** begin Exercise inputs **

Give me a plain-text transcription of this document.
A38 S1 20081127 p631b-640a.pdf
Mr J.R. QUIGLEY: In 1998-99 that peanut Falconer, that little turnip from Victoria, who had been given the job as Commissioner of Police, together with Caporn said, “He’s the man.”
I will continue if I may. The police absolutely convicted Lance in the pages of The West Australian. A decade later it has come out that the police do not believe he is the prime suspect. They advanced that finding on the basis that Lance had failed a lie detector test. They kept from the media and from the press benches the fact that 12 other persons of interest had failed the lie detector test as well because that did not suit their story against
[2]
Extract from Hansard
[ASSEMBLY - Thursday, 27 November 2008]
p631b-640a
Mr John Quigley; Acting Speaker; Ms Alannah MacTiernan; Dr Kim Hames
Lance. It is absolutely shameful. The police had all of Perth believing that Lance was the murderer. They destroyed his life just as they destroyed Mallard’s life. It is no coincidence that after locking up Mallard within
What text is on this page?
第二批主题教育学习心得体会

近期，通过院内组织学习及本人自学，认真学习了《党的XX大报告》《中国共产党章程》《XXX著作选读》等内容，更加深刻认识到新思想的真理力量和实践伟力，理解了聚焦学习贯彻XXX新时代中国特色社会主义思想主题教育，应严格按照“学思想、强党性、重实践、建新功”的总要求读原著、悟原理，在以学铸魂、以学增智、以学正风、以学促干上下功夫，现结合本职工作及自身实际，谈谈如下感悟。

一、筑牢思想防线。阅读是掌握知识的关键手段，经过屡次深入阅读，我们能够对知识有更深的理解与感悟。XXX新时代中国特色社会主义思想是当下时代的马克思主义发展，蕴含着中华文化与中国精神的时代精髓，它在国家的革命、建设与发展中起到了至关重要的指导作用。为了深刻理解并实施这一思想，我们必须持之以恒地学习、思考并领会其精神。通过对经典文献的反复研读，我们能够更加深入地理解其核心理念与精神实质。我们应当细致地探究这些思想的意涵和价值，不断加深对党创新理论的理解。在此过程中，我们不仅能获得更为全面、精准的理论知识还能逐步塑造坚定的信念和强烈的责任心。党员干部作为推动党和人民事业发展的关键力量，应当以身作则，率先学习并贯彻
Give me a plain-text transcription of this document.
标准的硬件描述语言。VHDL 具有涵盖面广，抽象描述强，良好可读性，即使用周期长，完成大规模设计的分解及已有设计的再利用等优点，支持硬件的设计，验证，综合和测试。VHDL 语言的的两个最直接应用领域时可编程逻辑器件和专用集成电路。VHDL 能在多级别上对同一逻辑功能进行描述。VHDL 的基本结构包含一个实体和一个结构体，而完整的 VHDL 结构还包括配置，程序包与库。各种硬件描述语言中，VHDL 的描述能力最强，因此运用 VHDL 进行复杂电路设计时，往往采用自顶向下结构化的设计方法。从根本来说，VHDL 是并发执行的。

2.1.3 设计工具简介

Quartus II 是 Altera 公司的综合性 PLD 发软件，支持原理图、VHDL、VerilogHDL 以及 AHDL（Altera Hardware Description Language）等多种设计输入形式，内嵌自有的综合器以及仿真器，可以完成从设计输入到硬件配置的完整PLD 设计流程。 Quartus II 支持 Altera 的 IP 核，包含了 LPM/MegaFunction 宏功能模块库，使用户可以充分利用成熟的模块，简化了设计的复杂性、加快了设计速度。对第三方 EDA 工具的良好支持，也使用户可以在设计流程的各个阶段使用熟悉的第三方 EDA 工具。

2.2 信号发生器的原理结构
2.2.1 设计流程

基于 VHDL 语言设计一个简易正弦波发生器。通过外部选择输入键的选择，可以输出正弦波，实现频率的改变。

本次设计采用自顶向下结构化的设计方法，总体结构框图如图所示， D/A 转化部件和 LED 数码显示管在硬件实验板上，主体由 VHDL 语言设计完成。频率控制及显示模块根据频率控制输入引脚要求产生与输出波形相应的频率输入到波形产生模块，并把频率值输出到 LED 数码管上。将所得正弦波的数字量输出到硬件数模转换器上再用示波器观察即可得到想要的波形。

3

** end Exercise inputs **

▶ **What is asked**:
Wherever a line in the data above holds "设计流程", copy that line.

▶ **Output below**:
Quartus II 是 Altera 公司的综合性 PLD 发软件，支持原理图、VHDL、VerilogHDL 以及 AHDL（Altera Hardware Description Language）等多种设计输入形式，内嵌自有的综合器以及仿真器，可以完成从设计输入到硬件配置的完整PLD 设计流程。 Quartus II 支持 Altera 的 IP 核，包含了 LPM/MegaFunction 宏功能模块库，使用户可以充分利用成熟的模块，简化了设计的复杂性、加快了设计速度。对第三方 EDA 工具的良好支持，也使用户可以在设计流程的各个阶段使用熟悉的第三方 EDA 工具。
2.2.1 设计流程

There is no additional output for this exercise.